ACTIVITIES:
#1 In the Mumsnet thread, how much did the original poster put toward the £20 taxi?
#2 Summarize the Mumsnet thread in two sentences.
#3 List the usernames of everyone who posts in the Mumsnet thread.

Share your dilemmas and get honest opinions from other Mumsnetters.

They think I avoided buying rounds

239 replies

Rosamund1 · 08/08/2016 04:16

I went out on a night out on Friday with people I know through a friend. DD was with grandma for the weekend. We met at the house (DH dropped me off) and I brought a bottle of vodka (good quality £25+) for 'pre-drinks'. They were drinking southern comfort and lemonade so I just had that and left the bottle there. I put in £5 towards the £20 taxi. There were seven of us and somehow a few got rounds in early. We were on the dance floor and three times someone came with a full round and shots; after having shots I was getting drunk so I decided to have water only. They had bought about five rounds an no one was getting more. I kept going to the bar for water and j was the worse for wear as I don't get out much and my tolerance has gone down so I overestimated my capacity. On the way home they stopped for a kebab, I had a few chips but didn't pay. I fell asleep in the taxi and they dropped me off home (didn't pay for that). My house is walking distance from where we were so at night max charge of £5.

There is a whatsup group we use to plan the nights out but no one is on if which makes me think there is another group I've been excluded from.

  1. I should have got vas out for the kebab even though I wasn't having any.
  2. I did fall over once (that's when I went on the water) and was not sick or anything - I do not have memory gaps so I think it was the 'being tight' rather than drunkenness causing the chill.

Now no one is talking to me and they think I was going to the bar to buy my own drinks I think. How do I mitigate the damage done? I posted on the group that 'it was nice to see everyone and hoped they had fun.' But only one person answered saying 'Yes, thanks' . That was two days ago.

OP posts:
Lilaclily · 09/08/2016 10:13

So have they replied to your bbq invite ?

hellsbellsmelons · 09/08/2016 10:19

This is why we always do a kitty on a girls night out.
Everyone sticks in £20 before we leave and one person holds the purse strings (usually the same person because she is good with money)
Then if it needs topping up another £10 each goes in.
Not rocket science people!
All is then very fair.
If I choose to drink something not as expensive then that's my lookout.

PROVIDED MATERIAL:
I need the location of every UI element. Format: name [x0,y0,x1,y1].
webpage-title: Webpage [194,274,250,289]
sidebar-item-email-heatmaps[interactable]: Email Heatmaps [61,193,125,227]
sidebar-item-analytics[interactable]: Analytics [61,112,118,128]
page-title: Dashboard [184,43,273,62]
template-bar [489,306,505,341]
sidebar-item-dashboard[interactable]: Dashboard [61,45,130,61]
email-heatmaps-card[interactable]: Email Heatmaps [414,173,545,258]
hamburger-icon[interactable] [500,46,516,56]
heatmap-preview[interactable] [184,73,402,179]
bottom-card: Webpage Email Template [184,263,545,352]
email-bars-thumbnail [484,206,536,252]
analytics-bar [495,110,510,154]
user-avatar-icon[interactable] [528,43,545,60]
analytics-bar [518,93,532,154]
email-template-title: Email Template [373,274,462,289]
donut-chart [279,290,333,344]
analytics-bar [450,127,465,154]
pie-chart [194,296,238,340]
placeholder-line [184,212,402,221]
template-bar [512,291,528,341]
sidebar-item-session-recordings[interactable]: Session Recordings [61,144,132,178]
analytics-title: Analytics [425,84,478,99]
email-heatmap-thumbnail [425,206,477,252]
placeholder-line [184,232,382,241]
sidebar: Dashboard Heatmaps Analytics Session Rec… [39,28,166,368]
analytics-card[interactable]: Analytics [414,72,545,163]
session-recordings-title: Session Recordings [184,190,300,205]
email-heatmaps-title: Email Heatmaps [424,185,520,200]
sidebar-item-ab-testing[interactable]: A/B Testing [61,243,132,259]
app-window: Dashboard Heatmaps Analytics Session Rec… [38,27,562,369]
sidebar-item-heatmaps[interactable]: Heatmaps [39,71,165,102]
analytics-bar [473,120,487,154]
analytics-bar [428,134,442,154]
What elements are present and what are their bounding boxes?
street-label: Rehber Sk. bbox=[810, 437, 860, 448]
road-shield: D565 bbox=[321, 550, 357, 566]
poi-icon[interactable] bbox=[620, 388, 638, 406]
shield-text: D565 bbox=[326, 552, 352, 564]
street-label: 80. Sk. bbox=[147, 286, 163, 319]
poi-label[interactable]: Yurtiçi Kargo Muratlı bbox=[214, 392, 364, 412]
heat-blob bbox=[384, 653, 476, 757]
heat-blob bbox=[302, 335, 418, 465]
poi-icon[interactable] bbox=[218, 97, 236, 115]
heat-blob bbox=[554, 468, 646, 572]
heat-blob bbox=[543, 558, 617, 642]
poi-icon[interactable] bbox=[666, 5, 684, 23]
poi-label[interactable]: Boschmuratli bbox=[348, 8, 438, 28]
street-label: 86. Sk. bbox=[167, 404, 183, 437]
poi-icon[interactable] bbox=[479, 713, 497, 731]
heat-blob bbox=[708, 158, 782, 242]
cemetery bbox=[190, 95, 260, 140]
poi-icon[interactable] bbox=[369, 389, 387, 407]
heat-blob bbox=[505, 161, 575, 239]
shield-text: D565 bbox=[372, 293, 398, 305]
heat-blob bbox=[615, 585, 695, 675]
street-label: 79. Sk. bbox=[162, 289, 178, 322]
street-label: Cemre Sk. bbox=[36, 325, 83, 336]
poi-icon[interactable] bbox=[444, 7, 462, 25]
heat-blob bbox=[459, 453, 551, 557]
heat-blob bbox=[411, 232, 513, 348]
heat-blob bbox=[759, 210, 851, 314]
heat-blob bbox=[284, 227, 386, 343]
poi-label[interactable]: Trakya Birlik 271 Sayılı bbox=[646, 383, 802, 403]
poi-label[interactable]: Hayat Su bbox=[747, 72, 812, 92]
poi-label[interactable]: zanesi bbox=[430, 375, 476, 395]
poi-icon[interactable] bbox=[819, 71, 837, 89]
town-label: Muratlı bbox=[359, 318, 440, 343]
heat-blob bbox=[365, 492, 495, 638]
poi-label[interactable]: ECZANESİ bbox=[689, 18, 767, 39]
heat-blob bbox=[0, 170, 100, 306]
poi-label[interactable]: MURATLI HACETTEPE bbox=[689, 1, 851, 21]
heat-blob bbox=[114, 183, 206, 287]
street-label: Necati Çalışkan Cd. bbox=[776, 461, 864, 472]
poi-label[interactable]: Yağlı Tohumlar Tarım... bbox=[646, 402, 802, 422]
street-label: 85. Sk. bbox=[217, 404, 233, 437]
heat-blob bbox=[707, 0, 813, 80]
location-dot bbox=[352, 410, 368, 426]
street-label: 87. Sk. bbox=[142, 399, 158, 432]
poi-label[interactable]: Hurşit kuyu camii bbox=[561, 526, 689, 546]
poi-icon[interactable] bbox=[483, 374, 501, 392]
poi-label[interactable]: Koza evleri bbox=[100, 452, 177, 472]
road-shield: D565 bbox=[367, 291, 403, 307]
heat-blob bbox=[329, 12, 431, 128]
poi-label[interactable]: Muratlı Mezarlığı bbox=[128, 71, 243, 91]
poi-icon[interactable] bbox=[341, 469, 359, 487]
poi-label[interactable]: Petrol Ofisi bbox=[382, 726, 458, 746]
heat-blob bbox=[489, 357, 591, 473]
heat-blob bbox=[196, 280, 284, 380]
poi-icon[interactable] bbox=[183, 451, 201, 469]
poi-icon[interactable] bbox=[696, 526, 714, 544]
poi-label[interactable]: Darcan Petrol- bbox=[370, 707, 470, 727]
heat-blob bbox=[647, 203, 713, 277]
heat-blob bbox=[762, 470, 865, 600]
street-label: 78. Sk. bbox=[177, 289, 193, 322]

TASK ANSWERS:
#1 £5

#2 The original poster describes a night out on which others bought several rounds while the poster brought a bottle of vodka, put £5 toward the taxi and later drank only water, and now feels the group thinks the poster avoided buying rounds. One reply recommends a kitty, with everyone putting in £20 and one person holding the money, as a fair way to handle a girls' night out.

#3 Rosamund1, Lilaclily, hellsbellsmelons